[Data entries]
______________________________
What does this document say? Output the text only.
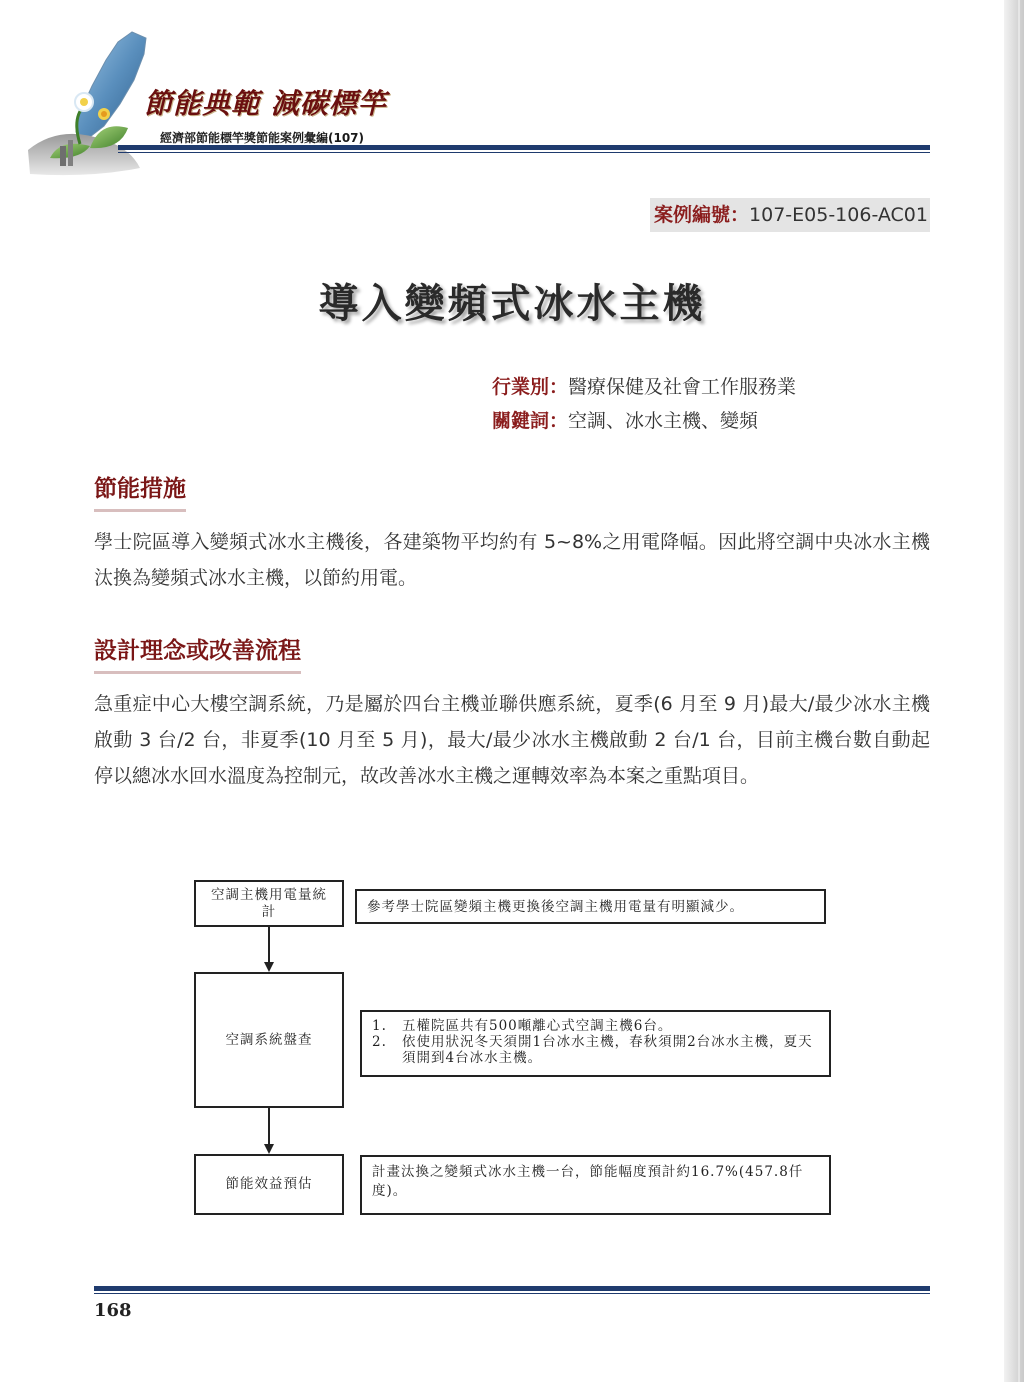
節能典範 減碳標竿
經濟部節能標竿獎節能案例彙編(107)
案例編號：107-E05-106-AC01
導入變頻式冰水主機
行業別：醫療保健及社會工作服務業
關鍵詞：空調、冰水主機、變頻
節能措施
學士院區導入變頻式冰水主機後，各建築物平均約有 5~8%之用電降幅。因此將空調中央冰水主機汰換為變頻式冰水主機，以節約用電。
設計理念或改善流程
急重症中心大樓空調系統，乃是屬於四台主機並聯供應系統，夏季(6 月至 9 月)最大/最少冰水主機啟動 3 台/2 台，非夏季(10 月至 5 月)，最大/最少冰水主機啟動 2 台/1 台，目前主機台數自動起停以總冰水回水溫度為控制元，故改善冰水主機之運轉效率為本案之重點項目。
空調主機用電量統計	參考學士院區變頻主機更換後空調主機用電量有明顯減少。
空調系統盤查
1.	五權院區共有500噸離心式空調主機6台。
2.	依使用狀況冬天須開1台冰水主機，春秋須開2台冰水主機，夏天須開到4台冰水主機。
節能效益預估
計畫汰換之變頻式冰水主機一台，節能幅度預計約16.7%(457.8仟度)。
168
______________________________
• _GIVEN TASK_:
Please write out all of the material above without changing a word, and omit any pictures.

• _RIGHT ANSWER_:
What does this document say? Output the text only.
節能典範 減碳標竿
經濟部節能標竿獎節能案例彙編(107)
案例編號：107-E05-106-AC01
導入變頻式冰水主機
行業別：醫療保健及社會工作服務業
關鍵詞：空調、冰水主機、變頻
節能措施
學士院區導入變頻式冰水主機後，各建築物平均約有 5~8%之用電降幅。因此將空調中央冰水主機汰換為變頻式冰水主機，以節約用電。
設計理念或改善流程
急重症中心大樓空調系統，乃是屬於四台主機並聯供應系統，夏季(6 月至 9 月)最大/最少冰水主機啟動 3 台/2 台，非夏季(10 月至 5 月)，最大/最少冰水主機啟動 2 台/1 台，目前主機台數自動起停以總冰水回水溫度為控制元，故改善冰水主機之運轉效率為本案之重點項目。
空調主機用電量統計	參考學士院區變頻主機更換後空調主機用電量有明顯減少。
空調系統盤查
1.	五權院區共有500噸離心式空調主機6台。
2.	依使用狀況冬天須開1台冰水主機，春秋須開2台冰水主機，夏天須開到4台冰水主機。
節能效益預估
計畫汰換之變頻式冰水主機一台，節能幅度預計約16.7%(457.8仟度)。
168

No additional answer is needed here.